Dataset extract:
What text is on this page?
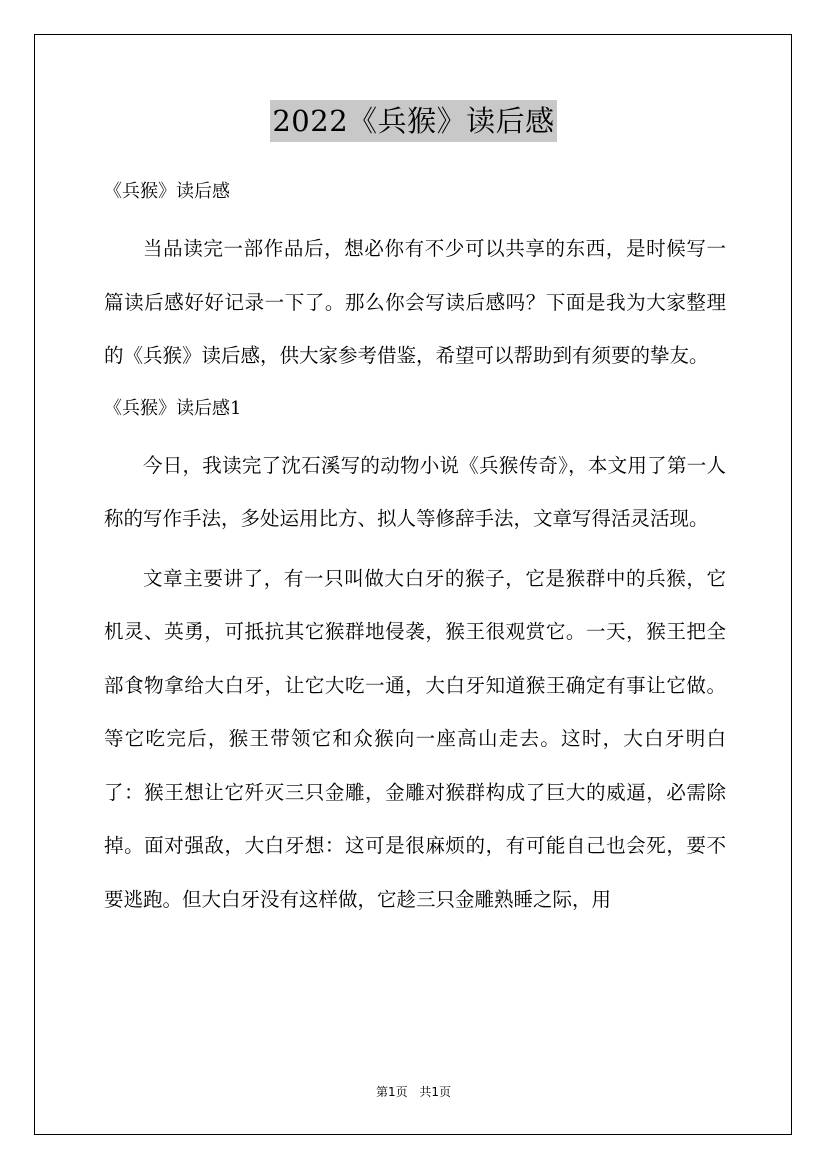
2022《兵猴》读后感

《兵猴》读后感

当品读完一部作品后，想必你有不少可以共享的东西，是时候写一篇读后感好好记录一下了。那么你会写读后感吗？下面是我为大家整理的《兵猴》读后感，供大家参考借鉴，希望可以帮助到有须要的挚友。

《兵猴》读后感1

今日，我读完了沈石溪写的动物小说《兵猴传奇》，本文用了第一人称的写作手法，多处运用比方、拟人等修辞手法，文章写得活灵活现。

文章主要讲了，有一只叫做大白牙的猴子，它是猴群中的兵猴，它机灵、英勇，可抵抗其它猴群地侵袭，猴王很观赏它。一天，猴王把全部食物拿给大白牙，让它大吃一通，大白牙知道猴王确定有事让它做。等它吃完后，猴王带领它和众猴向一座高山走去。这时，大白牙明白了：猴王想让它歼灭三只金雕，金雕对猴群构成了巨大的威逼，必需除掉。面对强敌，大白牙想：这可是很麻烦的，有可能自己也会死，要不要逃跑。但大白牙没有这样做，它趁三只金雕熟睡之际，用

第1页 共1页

--

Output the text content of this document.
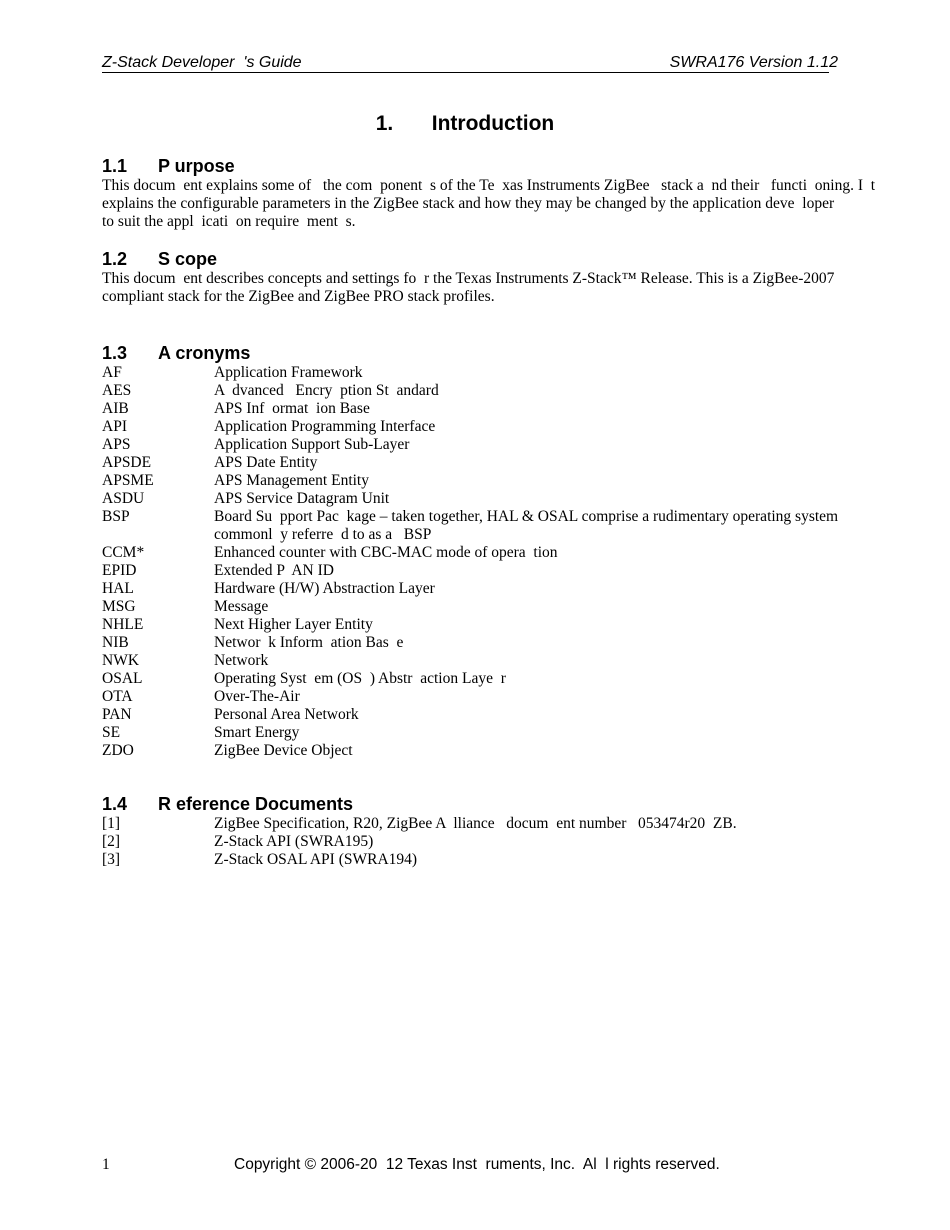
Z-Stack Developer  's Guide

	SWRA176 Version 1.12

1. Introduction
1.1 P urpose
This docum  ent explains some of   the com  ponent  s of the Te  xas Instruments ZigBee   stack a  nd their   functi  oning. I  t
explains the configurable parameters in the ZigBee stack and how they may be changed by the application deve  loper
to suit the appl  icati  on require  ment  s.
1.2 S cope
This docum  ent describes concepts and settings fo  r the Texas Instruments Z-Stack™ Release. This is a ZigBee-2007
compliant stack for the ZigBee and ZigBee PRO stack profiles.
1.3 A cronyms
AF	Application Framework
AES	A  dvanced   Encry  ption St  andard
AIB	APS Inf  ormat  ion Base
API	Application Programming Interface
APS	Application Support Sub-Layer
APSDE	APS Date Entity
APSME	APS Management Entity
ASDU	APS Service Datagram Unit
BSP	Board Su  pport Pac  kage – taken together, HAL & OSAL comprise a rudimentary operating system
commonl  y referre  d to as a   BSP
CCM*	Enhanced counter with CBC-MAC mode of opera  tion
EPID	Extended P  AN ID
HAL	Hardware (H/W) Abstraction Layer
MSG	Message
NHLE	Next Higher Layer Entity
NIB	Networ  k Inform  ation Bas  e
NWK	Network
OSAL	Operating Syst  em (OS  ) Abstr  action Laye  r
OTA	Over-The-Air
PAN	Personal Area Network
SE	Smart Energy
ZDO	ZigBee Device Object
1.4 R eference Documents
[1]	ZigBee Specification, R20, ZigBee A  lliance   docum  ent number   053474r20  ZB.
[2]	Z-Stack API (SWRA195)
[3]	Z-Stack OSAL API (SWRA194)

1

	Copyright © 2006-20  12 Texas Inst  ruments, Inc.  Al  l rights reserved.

Do this: For each line of the entries that includes "explains", show that line.

Solution to this task:
This docum  ent explains some of   the com  ponent  s of the Te  xas Instruments ZigBee   stack a  nd their   functi  oning. I  t
explains the configurable parameters in the ZigBee stack and how they may be changed by the application deve  loper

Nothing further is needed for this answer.